Work to complete:
Gather each line of the records where "start" appears.

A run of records
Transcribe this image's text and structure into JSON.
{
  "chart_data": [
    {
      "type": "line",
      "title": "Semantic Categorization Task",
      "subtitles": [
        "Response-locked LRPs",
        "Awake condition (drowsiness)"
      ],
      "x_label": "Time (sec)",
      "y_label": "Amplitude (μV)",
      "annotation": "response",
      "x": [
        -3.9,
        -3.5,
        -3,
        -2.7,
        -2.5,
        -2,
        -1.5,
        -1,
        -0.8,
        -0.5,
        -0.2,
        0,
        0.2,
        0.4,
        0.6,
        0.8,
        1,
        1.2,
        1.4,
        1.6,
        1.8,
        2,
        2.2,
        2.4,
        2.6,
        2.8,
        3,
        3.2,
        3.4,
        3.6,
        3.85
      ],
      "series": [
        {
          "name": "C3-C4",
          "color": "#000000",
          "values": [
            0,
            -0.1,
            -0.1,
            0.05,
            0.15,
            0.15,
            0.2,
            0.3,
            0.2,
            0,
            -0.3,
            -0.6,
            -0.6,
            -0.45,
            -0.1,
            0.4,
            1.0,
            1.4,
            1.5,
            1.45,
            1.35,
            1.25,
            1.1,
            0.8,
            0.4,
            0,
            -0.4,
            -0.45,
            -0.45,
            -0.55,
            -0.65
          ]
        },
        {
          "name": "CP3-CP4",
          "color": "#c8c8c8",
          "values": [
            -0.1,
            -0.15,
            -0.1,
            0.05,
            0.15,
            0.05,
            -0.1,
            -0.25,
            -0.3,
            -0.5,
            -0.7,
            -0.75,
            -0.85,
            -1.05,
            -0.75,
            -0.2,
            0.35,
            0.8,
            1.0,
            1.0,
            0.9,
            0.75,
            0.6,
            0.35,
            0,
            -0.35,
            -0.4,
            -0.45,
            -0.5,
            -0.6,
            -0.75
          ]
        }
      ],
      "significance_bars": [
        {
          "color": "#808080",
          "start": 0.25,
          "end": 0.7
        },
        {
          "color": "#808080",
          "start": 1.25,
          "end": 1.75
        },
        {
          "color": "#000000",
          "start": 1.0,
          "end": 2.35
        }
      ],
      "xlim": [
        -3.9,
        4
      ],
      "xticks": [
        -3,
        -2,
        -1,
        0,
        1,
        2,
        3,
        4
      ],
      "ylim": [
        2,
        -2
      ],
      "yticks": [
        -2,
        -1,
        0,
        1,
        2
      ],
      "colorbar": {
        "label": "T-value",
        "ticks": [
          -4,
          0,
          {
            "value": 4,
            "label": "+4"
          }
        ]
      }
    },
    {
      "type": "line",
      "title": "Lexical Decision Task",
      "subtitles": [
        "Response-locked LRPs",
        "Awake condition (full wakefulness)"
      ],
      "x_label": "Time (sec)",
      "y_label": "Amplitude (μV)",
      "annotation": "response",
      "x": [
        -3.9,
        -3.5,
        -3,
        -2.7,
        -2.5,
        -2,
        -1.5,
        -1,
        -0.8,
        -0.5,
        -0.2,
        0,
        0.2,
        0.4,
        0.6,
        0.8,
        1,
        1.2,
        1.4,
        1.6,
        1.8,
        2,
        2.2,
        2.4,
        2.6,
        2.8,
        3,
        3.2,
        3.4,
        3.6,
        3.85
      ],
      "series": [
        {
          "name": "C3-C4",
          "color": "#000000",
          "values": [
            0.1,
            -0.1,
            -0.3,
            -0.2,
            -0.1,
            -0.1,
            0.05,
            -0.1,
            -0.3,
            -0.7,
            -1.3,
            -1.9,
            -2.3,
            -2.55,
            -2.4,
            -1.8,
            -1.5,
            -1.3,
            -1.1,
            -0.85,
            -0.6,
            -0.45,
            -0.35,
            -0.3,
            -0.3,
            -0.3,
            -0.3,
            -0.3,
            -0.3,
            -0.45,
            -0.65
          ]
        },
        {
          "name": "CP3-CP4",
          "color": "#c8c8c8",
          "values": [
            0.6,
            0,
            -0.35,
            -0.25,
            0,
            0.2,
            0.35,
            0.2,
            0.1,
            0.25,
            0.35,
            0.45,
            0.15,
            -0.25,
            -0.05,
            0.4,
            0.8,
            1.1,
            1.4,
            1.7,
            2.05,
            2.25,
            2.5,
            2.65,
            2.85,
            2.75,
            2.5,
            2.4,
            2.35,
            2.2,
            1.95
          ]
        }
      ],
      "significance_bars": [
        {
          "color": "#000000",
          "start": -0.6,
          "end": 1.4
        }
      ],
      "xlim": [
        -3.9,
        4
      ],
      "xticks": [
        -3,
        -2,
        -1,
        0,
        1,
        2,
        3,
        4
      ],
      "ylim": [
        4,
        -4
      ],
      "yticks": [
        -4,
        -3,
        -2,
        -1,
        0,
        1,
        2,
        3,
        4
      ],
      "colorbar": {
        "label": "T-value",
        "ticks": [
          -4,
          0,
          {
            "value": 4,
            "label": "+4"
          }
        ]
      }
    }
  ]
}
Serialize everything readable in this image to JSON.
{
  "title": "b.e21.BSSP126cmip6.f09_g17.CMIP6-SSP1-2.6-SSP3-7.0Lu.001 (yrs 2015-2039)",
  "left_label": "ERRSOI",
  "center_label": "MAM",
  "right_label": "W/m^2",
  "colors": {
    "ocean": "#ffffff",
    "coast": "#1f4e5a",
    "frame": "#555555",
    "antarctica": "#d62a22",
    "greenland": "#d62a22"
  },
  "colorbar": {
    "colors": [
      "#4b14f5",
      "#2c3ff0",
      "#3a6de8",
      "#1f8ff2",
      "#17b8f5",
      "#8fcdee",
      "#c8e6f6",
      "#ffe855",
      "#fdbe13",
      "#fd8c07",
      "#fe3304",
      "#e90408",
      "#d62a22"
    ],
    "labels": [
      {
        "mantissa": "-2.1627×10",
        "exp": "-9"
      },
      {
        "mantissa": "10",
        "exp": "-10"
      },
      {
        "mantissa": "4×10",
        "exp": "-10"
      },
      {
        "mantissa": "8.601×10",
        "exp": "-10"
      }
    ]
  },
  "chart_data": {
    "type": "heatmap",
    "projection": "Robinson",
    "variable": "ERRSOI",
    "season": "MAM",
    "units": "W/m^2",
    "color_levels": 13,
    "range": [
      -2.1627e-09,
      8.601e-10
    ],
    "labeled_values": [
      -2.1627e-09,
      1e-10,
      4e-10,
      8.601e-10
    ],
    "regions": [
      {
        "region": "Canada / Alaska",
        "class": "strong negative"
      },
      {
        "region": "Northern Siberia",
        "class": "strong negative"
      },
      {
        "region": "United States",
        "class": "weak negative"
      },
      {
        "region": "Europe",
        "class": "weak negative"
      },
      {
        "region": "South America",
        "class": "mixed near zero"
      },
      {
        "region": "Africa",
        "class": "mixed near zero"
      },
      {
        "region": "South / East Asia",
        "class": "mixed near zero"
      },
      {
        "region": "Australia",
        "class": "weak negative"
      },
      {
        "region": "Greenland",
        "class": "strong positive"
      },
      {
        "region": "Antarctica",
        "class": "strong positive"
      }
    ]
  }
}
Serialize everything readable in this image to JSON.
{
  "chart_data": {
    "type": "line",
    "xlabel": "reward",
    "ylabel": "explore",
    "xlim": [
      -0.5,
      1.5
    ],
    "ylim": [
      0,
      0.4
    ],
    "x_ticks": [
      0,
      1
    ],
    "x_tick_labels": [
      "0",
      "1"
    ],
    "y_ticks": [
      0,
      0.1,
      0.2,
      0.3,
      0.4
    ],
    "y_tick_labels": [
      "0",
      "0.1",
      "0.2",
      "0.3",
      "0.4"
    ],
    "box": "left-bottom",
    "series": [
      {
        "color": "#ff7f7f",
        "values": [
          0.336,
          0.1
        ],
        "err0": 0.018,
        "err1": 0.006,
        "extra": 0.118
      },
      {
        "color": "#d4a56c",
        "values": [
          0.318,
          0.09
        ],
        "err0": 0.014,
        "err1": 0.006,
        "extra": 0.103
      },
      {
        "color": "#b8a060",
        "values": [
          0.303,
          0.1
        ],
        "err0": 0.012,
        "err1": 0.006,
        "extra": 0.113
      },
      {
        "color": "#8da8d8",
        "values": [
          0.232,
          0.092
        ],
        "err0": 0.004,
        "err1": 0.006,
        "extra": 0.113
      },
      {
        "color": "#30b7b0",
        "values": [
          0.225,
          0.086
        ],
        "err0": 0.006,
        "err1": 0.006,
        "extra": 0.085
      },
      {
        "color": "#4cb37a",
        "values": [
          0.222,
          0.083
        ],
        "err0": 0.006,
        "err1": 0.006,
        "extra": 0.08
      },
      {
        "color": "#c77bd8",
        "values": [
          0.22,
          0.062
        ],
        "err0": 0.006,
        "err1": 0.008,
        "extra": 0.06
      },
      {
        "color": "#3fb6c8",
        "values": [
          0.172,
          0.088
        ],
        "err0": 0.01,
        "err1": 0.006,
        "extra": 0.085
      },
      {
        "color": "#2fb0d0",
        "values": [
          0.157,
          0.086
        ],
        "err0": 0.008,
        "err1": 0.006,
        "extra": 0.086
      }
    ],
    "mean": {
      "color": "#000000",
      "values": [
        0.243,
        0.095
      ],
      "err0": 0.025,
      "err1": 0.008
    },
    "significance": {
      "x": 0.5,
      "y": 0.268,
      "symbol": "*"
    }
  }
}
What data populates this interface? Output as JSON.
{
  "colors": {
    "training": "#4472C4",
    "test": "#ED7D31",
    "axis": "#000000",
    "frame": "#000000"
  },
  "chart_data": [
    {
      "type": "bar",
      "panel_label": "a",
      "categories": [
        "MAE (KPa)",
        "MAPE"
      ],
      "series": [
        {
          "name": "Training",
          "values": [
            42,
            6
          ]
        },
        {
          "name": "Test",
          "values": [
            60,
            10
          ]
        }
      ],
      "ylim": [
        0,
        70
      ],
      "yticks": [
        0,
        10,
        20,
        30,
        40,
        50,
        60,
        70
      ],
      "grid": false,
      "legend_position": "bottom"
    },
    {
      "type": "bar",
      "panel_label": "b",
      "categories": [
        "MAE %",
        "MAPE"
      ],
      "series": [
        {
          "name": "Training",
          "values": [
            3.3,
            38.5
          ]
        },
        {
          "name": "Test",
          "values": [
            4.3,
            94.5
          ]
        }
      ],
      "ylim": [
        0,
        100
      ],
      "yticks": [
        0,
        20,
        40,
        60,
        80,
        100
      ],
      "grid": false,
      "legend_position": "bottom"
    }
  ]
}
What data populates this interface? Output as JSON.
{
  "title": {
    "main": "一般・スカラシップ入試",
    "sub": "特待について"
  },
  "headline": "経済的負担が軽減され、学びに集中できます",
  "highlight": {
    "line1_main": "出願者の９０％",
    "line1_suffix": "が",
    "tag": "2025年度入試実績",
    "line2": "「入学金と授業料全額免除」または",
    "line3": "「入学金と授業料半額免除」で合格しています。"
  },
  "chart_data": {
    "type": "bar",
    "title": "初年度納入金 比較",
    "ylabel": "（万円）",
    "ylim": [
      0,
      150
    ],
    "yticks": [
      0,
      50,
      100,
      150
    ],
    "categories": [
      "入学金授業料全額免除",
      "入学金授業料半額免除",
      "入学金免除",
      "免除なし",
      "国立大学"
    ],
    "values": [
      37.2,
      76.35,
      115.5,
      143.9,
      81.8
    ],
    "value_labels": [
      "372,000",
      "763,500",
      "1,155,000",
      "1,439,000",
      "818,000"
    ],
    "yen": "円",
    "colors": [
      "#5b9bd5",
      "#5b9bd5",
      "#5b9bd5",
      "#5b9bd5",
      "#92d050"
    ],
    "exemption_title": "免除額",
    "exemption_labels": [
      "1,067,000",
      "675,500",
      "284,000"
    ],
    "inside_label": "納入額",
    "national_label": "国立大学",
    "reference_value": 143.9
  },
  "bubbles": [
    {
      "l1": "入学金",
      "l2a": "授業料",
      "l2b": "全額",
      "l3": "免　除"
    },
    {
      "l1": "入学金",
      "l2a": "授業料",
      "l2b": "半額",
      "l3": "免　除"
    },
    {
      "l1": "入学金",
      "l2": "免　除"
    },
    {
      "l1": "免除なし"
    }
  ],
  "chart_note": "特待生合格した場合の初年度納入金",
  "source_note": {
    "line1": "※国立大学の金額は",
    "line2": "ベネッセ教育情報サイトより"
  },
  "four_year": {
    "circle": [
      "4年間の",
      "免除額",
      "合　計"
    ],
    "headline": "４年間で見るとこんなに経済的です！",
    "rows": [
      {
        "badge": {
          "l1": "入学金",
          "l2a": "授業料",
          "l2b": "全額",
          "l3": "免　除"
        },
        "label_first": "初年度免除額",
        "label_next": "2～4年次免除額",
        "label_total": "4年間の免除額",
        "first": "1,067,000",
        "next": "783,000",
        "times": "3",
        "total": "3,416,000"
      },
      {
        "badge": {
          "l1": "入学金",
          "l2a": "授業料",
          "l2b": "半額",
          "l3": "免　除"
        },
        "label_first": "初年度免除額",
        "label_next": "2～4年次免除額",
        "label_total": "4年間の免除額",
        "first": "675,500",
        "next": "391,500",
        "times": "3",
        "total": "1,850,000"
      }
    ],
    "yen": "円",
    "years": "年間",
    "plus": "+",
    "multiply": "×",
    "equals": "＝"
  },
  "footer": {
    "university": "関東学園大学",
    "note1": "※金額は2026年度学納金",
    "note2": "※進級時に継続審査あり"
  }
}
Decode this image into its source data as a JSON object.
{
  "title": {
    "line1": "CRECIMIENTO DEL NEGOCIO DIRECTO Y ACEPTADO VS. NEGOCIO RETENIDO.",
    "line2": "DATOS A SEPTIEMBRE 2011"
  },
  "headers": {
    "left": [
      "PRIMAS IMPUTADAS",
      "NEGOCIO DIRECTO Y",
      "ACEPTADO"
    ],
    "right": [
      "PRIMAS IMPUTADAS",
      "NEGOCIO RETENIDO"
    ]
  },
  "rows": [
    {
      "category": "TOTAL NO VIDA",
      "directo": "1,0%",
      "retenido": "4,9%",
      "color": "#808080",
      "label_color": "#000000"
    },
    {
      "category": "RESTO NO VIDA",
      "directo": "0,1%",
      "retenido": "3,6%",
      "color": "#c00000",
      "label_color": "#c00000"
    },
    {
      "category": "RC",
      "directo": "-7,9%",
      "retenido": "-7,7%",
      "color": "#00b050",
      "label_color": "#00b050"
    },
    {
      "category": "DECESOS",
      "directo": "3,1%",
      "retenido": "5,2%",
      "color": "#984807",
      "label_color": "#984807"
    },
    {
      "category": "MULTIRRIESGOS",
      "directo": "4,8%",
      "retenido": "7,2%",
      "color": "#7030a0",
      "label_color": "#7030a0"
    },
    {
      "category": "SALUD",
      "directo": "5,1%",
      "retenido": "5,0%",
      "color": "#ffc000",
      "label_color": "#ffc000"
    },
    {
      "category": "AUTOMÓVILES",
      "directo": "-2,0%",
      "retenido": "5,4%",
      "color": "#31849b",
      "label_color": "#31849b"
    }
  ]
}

Output of the task:
          "start": 0.25,
          "start": 1.25,
          "start": 1.0,
          "start": -0.6,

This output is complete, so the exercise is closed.